__Goal__
Each entry must be given again exactly; images do not belong in the copy.
[START OF Records supplied]
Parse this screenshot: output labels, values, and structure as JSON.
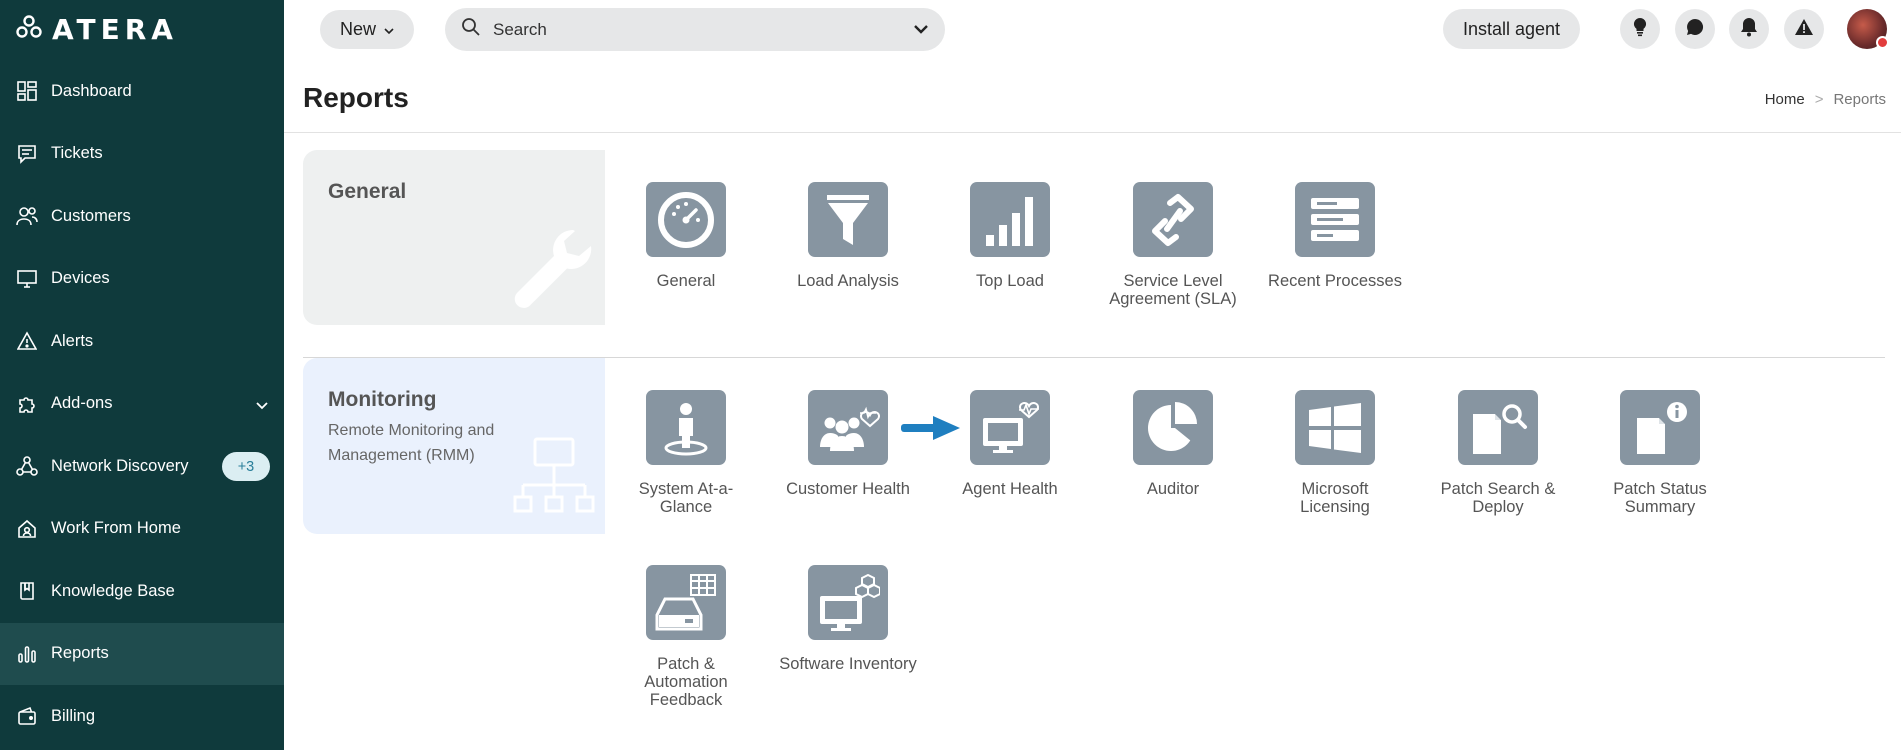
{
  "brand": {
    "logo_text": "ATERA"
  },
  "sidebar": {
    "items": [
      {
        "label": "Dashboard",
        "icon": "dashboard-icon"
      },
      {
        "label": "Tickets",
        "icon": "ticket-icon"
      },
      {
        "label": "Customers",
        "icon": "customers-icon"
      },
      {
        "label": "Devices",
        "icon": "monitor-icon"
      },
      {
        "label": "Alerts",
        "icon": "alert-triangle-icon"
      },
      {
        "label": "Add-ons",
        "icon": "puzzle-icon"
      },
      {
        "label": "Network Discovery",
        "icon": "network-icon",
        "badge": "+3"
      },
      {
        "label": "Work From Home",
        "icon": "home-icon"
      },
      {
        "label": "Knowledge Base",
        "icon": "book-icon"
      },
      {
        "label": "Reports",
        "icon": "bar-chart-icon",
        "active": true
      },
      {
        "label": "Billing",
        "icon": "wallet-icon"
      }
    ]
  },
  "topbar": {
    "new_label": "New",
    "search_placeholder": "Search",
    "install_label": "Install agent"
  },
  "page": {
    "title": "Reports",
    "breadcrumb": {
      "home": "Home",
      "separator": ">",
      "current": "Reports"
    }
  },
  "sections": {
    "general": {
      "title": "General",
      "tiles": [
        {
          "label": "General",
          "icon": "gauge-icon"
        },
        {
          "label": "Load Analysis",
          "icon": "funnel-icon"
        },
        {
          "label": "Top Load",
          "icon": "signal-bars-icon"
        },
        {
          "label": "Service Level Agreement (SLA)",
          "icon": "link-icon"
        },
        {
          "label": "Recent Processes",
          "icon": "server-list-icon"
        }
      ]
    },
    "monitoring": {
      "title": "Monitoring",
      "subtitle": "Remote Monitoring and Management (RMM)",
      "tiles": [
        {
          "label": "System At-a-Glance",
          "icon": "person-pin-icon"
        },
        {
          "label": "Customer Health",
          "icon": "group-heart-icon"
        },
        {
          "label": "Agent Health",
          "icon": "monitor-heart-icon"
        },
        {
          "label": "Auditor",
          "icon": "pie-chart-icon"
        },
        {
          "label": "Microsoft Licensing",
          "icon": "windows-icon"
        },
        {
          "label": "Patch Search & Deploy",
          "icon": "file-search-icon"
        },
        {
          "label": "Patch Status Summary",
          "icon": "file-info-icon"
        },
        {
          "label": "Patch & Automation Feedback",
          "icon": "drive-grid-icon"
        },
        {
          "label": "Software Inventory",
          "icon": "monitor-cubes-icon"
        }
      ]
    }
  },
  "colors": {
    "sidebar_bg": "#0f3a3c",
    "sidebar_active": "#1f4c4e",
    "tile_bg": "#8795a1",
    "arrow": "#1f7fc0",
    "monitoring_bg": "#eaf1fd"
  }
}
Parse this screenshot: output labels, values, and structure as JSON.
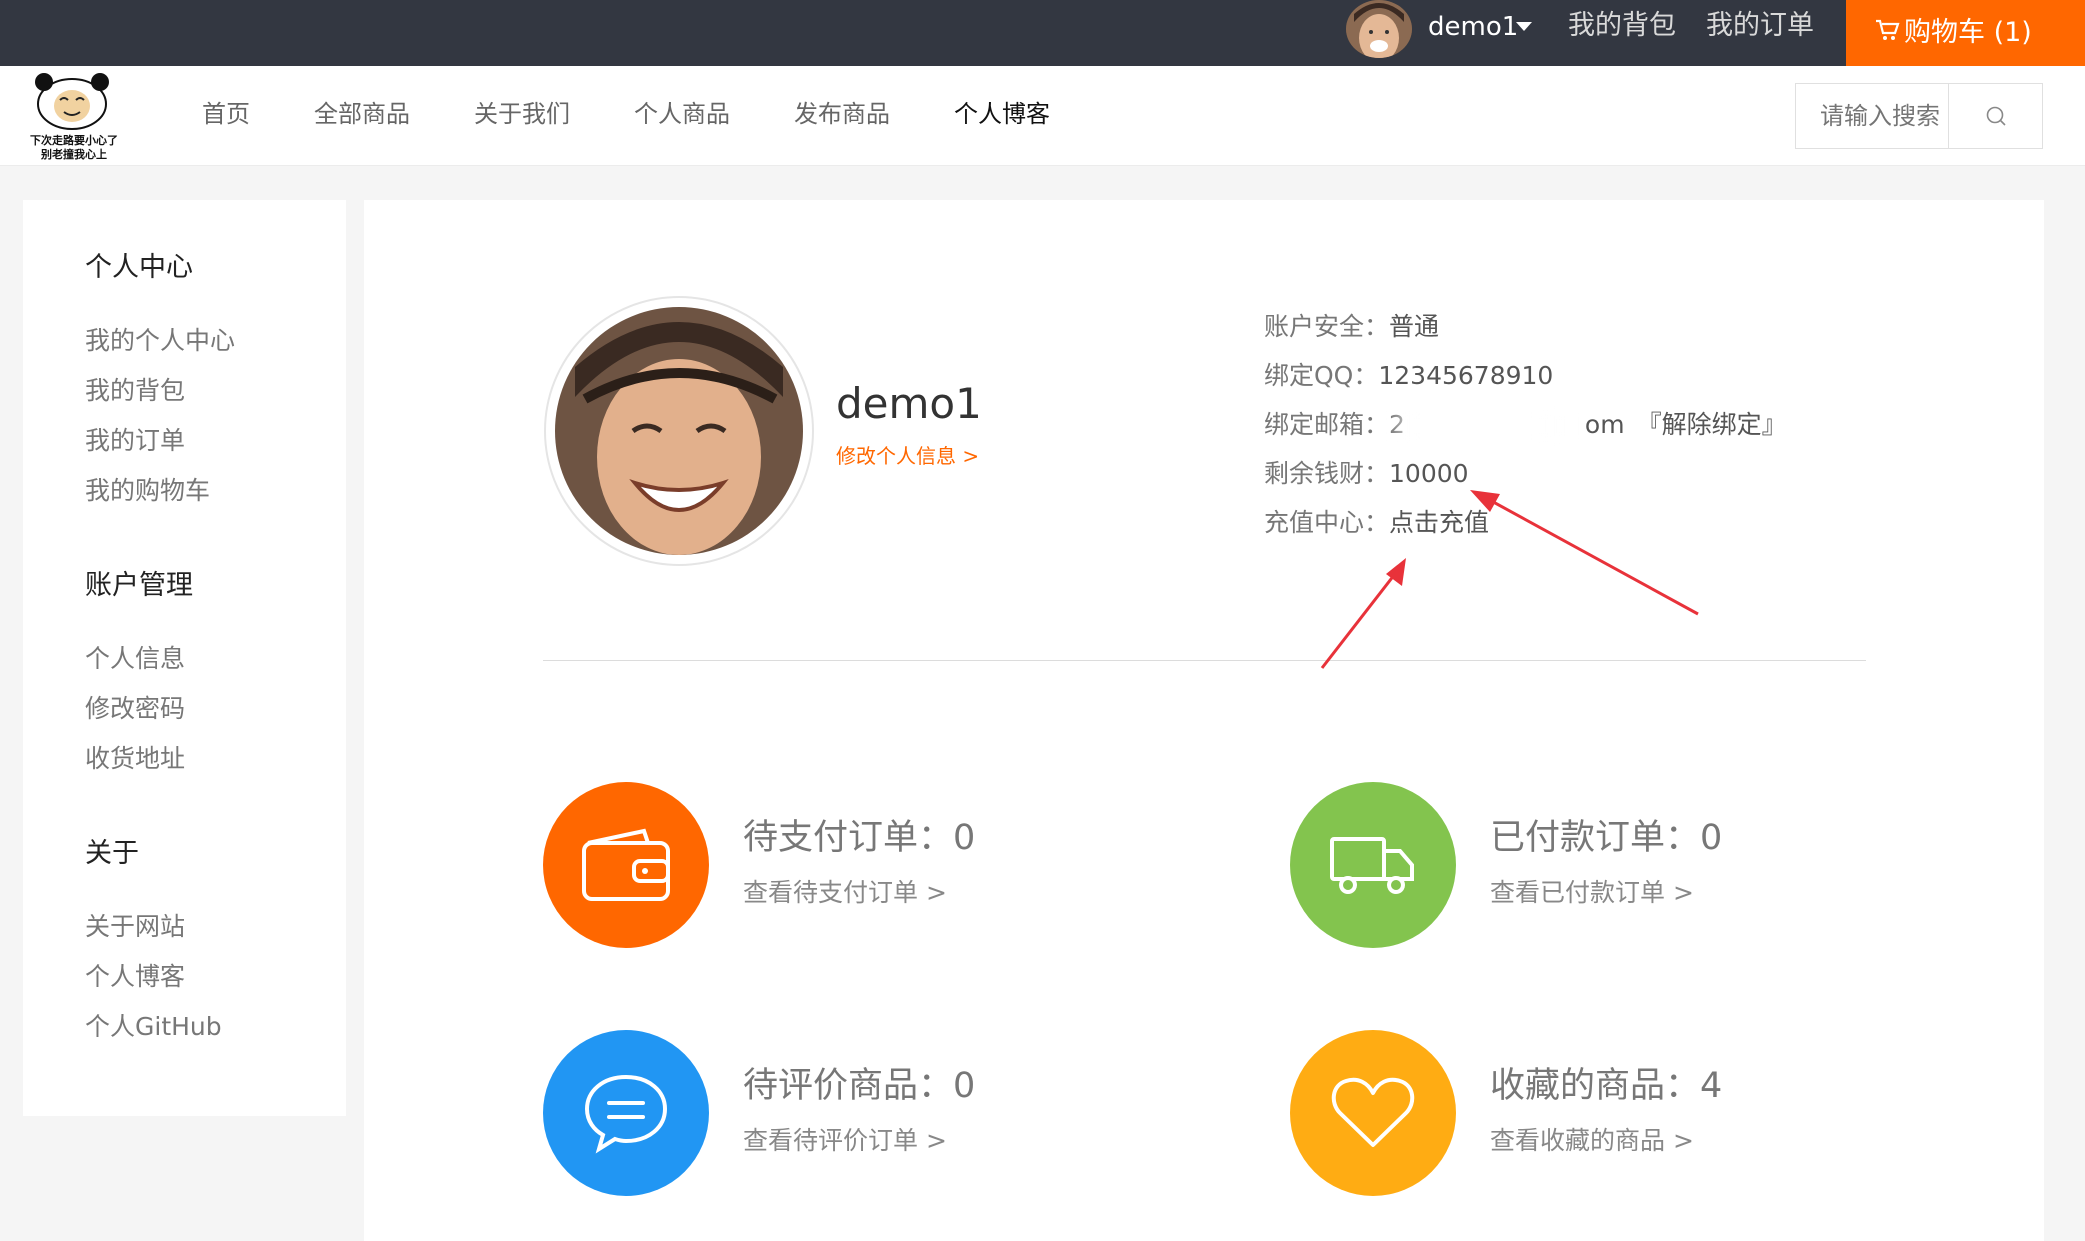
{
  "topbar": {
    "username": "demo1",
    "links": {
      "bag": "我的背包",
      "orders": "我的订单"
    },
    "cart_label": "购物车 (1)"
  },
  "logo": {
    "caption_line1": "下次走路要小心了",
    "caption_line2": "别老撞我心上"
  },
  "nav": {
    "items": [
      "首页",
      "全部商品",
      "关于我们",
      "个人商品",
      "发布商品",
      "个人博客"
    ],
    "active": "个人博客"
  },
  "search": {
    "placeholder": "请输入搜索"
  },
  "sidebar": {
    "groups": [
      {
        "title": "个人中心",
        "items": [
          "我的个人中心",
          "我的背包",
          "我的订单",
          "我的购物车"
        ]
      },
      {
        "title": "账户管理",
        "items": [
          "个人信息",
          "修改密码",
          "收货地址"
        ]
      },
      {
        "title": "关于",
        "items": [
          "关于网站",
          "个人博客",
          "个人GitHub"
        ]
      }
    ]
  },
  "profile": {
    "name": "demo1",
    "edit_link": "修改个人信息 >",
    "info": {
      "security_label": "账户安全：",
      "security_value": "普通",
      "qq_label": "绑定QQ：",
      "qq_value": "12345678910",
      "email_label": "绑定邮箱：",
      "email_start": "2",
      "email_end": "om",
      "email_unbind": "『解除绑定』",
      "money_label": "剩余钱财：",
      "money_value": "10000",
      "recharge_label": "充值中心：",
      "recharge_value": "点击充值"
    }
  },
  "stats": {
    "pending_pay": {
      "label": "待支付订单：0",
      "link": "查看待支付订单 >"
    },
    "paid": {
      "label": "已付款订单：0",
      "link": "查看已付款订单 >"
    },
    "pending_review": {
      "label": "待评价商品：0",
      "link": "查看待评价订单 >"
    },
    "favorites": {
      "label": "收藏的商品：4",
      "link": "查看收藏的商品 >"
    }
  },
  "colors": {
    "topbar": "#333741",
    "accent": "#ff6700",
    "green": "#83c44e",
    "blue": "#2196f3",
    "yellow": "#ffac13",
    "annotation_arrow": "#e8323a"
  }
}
[END OF Records supplied]
__Output for this exercise__
Parse this screenshot: output labels, values, and structure as JSON.
{
  "brand": {
    "logo_text": "ATERA"
  },
  "sidebar": {
    "items": [
      {
        "label": "Dashboard",
        "icon": "dashboard-icon"
      },
      {
        "label": "Tickets",
        "icon": "ticket-icon"
      },
      {
        "label": "Customers",
        "icon": "customers-icon"
      },
      {
        "label": "Devices",
        "icon": "monitor-icon"
      },
      {
        "label": "Alerts",
        "icon": "alert-triangle-icon"
      },
      {
        "label": "Add-ons",
        "icon": "puzzle-icon"
      },
      {
        "label": "Network Discovery",
        "icon": "network-icon",
        "badge": "+3"
      },
      {
        "label": "Work From Home",
        "icon": "home-icon"
      },
      {
        "label": "Knowledge Base",
        "icon": "book-icon"
      },
      {
        "label": "Reports",
        "icon": "bar-chart-icon",
        "active": true
      },
      {
        "label": "Billing",
        "icon": "wallet-icon"
      }
    ]
  },
  "topbar": {
    "new_label": "New",
    "search_placeholder": "Search",
    "install_label": "Install agent"
  },
  "page": {
    "title": "Reports",
    "breadcrumb": {
      "home": "Home",
      "separator": ">",
      "current": "Reports"
    }
  },
  "sections": {
    "general": {
      "title": "General",
      "tiles": [
        {
          "label": "General",
          "icon": "gauge-icon"
        },
        {
          "label": "Load Analysis",
          "icon": "funnel-icon"
        },
        {
          "label": "Top Load",
          "icon": "signal-bars-icon"
        },
        {
          "label": "Service Level Agreement (SLA)",
          "icon": "link-icon"
        },
        {
          "label": "Recent Processes",
          "icon": "server-list-icon"
        }
      ]
    },
    "monitoring": {
      "title": "Monitoring",
      "subtitle": "Remote Monitoring and Management (RMM)",
      "tiles": [
        {
          "label": "System At-a-Glance",
          "icon": "person-pin-icon"
        },
        {
          "label": "Customer Health",
          "icon": "group-heart-icon"
        },
        {
          "label": "Agent Health",
          "icon": "monitor-heart-icon"
        },
        {
          "label": "Auditor",
          "icon": "pie-chart-icon"
        },
        {
          "label": "Microsoft Licensing",
          "icon": "windows-icon"
        },
        {
          "label": "Patch Search & Deploy",
          "icon": "file-search-icon"
        },
        {
          "label": "Patch Status Summary",
          "icon": "file-info-icon"
        },
        {
          "label": "Patch & Automation Feedback",
          "icon": "drive-grid-icon"
        },
        {
          "label": "Software Inventory",
          "icon": "monitor-cubes-icon"
        }
      ]
    }
  },
  "colors": {
    "sidebar_bg": "#0f3a3c",
    "sidebar_active": "#1f4c4e",
    "tile_bg": "#8795a1",
    "arrow": "#1f7fc0",
    "monitoring_bg": "#eaf1fd"
  }
}
Parse this screenshot: output labels, values, and structure as JSON.
{
  "topbar": {
    "username": "demo1",
    "links": {
      "bag": "我的背包",
      "orders": "我的订单"
    },
    "cart_label": "购物车 (1)"
  },
  "logo": {
    "caption_line1": "下次走路要小心了",
    "caption_line2": "别老撞我心上"
  },
  "nav": {
    "items": [
      "首页",
      "全部商品",
      "关于我们",
      "个人商品",
      "发布商品",
      "个人博客"
    ],
    "active": "个人博客"
  },
  "search": {
    "placeholder": "请输入搜索"
  },
  "sidebar": {
    "groups": [
      {
        "title": "个人中心",
        "items": [
          "我的个人中心",
          "我的背包",
          "我的订单",
          "我的购物车"
        ]
      },
      {
        "title": "账户管理",
        "items": [
          "个人信息",
          "修改密码",
          "收货地址"
        ]
      },
      {
        "title": "关于",
        "items": [
          "关于网站",
          "个人博客",
          "个人GitHub"
        ]
      }
    ]
  },
  "profile": {
    "name": "demo1",
    "edit_link": "修改个人信息 >",
    "info": {
      "security_label": "账户安全：",
      "security_value": "普通",
      "qq_label": "绑定QQ：",
      "qq_value": "12345678910",
      "email_label": "绑定邮箱：",
      "email_start": "2",
      "email_end": "om",
      "email_unbind": "『解除绑定』",
      "money_label": "剩余钱财：",
      "money_value": "10000",
      "recharge_label": "充值中心：",
      "recharge_value": "点击充值"
    }
  },
  "stats": {
    "pending_pay": {
      "label": "待支付订单：0",
      "link": "查看待支付订单 >"
    },
    "paid": {
      "label": "已付款订单：0",
      "link": "查看已付款订单 >"
    },
    "pending_review": {
      "label": "待评价商品：0",
      "link": "查看待评价订单 >"
    },
    "favorites": {
      "label": "收藏的商品：4",
      "link": "查看收藏的商品 >"
    }
  },
  "colors": {
    "topbar": "#333741",
    "accent": "#ff6700",
    "green": "#83c44e",
    "blue": "#2196f3",
    "yellow": "#ffac13",
    "annotation_arrow": "#e8323a"
  }
}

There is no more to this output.